## Directions for this task
Please rewrite the part of the listing that opens with the line containing "Text: IMMIGRANTS FROM" and closes with the line containing "Point (120, 320, 142, 334)", renaming "FancyBboxPatch" to "RoundedBox" and changing nothing else.

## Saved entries
--- begin ---

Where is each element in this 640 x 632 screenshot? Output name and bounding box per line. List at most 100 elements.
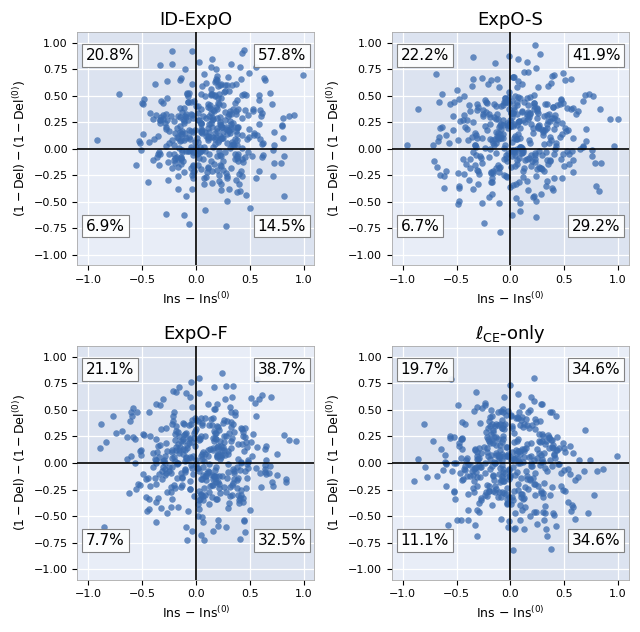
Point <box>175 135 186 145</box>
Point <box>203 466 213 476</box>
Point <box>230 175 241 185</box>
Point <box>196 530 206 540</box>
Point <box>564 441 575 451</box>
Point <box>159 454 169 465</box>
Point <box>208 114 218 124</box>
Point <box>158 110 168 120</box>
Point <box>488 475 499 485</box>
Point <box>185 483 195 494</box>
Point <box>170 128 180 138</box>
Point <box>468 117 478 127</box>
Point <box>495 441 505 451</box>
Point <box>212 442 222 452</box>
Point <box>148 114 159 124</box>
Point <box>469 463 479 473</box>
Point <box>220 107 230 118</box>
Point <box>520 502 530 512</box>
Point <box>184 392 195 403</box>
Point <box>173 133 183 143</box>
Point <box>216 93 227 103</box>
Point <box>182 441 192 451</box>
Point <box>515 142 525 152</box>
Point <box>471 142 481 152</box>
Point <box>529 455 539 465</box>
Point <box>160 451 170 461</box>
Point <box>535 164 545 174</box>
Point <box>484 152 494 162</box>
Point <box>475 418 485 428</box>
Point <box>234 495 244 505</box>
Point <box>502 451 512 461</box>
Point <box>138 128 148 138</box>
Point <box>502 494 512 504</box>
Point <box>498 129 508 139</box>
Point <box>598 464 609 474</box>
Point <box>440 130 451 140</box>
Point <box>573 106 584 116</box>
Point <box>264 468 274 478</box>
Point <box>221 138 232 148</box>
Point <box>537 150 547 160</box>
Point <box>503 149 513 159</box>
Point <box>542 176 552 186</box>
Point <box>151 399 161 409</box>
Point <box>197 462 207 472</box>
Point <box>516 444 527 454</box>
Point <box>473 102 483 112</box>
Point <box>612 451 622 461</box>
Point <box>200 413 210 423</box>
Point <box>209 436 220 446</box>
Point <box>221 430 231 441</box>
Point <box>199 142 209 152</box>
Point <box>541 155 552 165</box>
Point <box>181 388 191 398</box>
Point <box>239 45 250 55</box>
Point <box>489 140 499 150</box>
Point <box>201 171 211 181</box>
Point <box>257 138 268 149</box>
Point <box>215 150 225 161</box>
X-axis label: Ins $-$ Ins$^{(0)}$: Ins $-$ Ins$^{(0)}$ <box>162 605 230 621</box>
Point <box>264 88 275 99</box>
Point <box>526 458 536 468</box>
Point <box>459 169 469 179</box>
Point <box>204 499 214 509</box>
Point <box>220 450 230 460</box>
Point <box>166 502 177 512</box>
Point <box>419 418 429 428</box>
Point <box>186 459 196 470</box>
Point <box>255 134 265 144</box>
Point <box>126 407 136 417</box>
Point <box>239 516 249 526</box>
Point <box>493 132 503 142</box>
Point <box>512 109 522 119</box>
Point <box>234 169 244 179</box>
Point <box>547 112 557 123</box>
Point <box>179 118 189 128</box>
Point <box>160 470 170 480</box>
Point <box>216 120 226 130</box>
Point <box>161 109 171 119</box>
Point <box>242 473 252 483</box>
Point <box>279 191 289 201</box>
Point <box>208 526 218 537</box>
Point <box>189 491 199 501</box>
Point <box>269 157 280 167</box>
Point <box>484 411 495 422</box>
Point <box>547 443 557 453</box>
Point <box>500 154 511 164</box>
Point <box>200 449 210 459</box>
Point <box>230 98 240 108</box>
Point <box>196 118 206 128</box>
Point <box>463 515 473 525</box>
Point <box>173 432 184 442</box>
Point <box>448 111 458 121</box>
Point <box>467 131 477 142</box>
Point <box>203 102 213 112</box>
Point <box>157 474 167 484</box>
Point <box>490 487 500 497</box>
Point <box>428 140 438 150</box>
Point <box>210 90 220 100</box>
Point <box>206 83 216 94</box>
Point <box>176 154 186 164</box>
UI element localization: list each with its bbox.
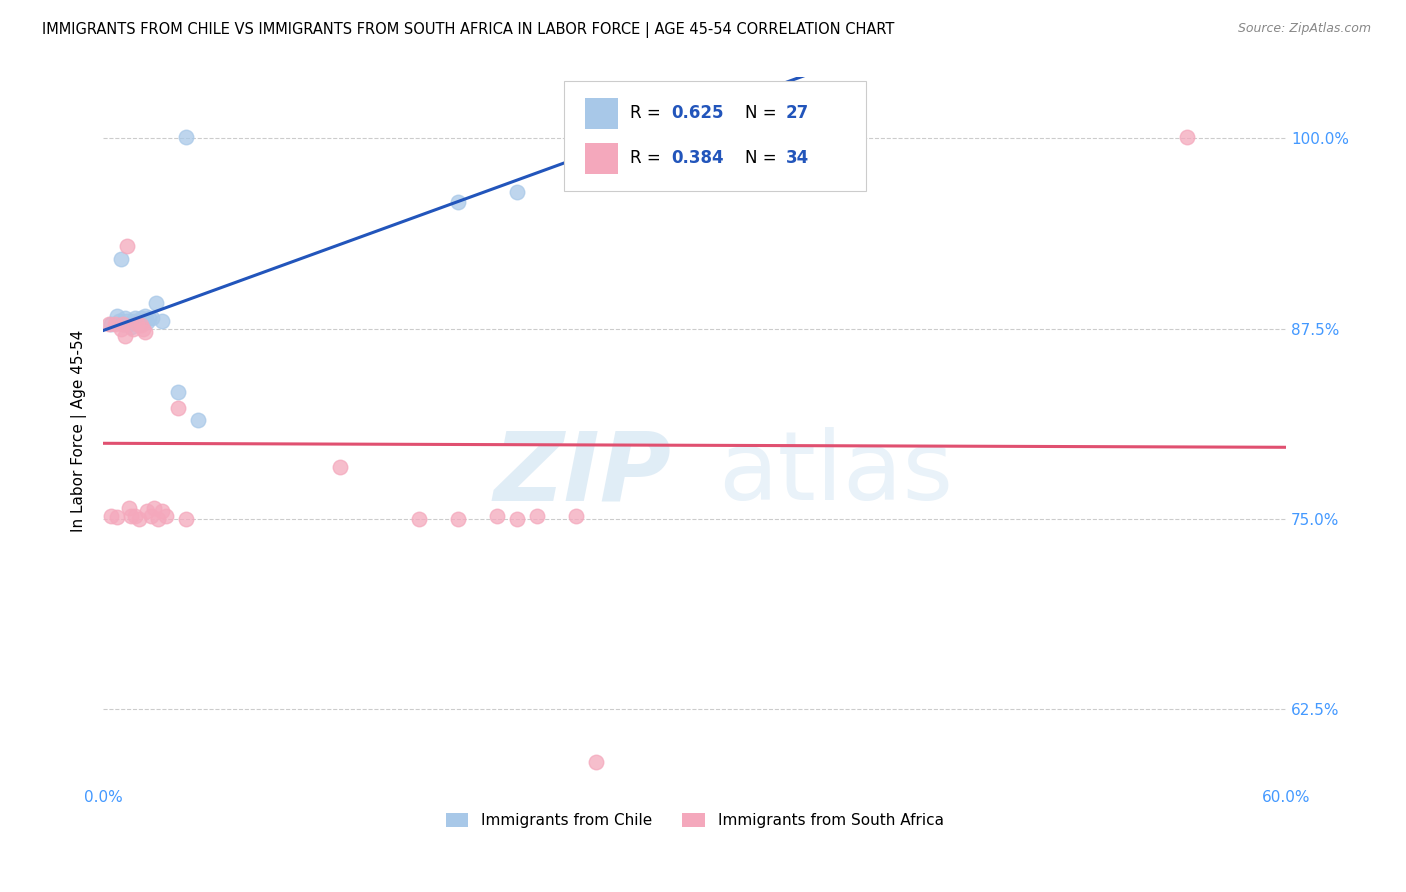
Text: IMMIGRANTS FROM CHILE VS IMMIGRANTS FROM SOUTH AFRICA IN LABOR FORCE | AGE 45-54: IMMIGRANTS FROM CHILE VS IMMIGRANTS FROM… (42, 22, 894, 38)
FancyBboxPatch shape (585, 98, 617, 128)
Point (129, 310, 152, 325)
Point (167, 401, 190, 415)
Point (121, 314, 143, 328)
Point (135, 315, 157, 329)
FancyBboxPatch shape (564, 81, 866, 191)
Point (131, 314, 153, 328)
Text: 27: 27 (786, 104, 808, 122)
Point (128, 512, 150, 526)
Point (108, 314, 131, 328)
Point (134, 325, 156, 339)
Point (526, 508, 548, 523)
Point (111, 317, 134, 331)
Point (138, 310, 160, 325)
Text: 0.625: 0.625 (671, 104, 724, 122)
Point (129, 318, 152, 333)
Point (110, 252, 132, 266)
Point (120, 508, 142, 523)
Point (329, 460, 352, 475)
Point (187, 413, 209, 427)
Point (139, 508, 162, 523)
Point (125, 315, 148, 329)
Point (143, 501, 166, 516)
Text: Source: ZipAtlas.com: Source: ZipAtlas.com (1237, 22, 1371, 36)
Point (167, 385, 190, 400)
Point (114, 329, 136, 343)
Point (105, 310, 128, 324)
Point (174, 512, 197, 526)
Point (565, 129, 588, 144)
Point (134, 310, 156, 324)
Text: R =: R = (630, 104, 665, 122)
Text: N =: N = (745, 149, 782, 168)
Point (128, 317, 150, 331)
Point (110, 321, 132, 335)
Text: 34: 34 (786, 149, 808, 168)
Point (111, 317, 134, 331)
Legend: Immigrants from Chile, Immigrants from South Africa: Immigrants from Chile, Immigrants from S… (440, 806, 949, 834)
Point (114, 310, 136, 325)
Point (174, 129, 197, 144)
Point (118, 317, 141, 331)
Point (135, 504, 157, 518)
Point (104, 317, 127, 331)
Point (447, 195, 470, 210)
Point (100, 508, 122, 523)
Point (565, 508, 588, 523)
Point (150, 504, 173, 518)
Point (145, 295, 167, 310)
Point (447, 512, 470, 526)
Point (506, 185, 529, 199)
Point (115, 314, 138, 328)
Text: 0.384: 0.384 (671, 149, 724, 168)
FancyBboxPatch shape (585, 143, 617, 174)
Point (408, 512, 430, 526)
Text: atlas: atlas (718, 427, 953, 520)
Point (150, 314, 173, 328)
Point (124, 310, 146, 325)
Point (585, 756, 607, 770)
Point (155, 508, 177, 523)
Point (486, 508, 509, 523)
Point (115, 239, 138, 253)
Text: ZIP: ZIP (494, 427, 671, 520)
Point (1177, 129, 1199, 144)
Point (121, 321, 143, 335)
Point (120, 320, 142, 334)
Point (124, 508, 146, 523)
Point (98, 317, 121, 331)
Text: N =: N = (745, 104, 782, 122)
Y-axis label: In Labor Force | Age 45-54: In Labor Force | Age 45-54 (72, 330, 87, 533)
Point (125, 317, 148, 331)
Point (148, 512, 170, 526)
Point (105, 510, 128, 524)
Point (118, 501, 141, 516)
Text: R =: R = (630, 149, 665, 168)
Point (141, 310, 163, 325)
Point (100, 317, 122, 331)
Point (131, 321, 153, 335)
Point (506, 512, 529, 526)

--- end ---

## Result for this exercise
Text: IMMIGRANTS FROM CHILE VS IMMIGRANTS FROM SOUTH AFRICA IN LABOR FORCE | AGE 45-54: IMMIGRANTS FROM CHILE VS IMMIGRANTS FROM… (42, 22, 894, 38)
RoundedBox shape (585, 98, 617, 128)
Point (129, 310, 152, 325)
Point (167, 401, 190, 415)
Point (121, 314, 143, 328)
Point (135, 315, 157, 329)
RoundedBox shape (564, 81, 866, 191)
Point (131, 314, 153, 328)
Text: 27: 27 (786, 104, 808, 122)
Point (128, 512, 150, 526)
Point (108, 314, 131, 328)
Point (134, 325, 156, 339)
Point (526, 508, 548, 523)
Point (111, 317, 134, 331)
Point (138, 310, 160, 325)
Text: 0.625: 0.625 (671, 104, 724, 122)
Point (129, 318, 152, 333)
Point (110, 252, 132, 266)
Point (120, 508, 142, 523)
Point (329, 460, 352, 475)
Point (187, 413, 209, 427)
Point (139, 508, 162, 523)
Point (125, 315, 148, 329)
Point (143, 501, 166, 516)
Text: Source: ZipAtlas.com: Source: ZipAtlas.com (1237, 22, 1371, 36)
Point (167, 385, 190, 400)
Point (114, 329, 136, 343)
Point (105, 310, 128, 324)
Point (174, 512, 197, 526)
Point (565, 129, 588, 144)
Point (134, 310, 156, 324)
Text: R =: R = (630, 104, 665, 122)
Text: N =: N = (745, 149, 782, 168)
Point (128, 317, 150, 331)
Point (110, 321, 132, 335)
Text: 34: 34 (786, 149, 808, 168)
Point (111, 317, 134, 331)
Legend: Immigrants from Chile, Immigrants from South Africa: Immigrants from Chile, Immigrants from S… (440, 806, 949, 834)
Point (114, 310, 136, 325)
Point (174, 129, 197, 144)
Point (118, 317, 141, 331)
Point (135, 504, 157, 518)
Point (104, 317, 127, 331)
Point (447, 195, 470, 210)
Point (100, 508, 122, 523)
Point (565, 508, 588, 523)
Point (150, 504, 173, 518)
Point (145, 295, 167, 310)
Point (447, 512, 470, 526)
Point (506, 185, 529, 199)
Point (115, 314, 138, 328)
Text: 0.384: 0.384 (671, 149, 724, 168)
RoundedBox shape (585, 143, 617, 174)
Point (408, 512, 430, 526)
Text: atlas: atlas (718, 427, 953, 520)
Point (150, 314, 173, 328)
Point (124, 310, 146, 325)
Point (585, 756, 607, 770)
Point (155, 508, 177, 523)
Point (486, 508, 509, 523)
Point (115, 239, 138, 253)
Text: ZIP: ZIP (494, 427, 671, 520)
Point (1177, 129, 1199, 144)
Point (121, 321, 143, 335)
Point (120, 320, 142, 334)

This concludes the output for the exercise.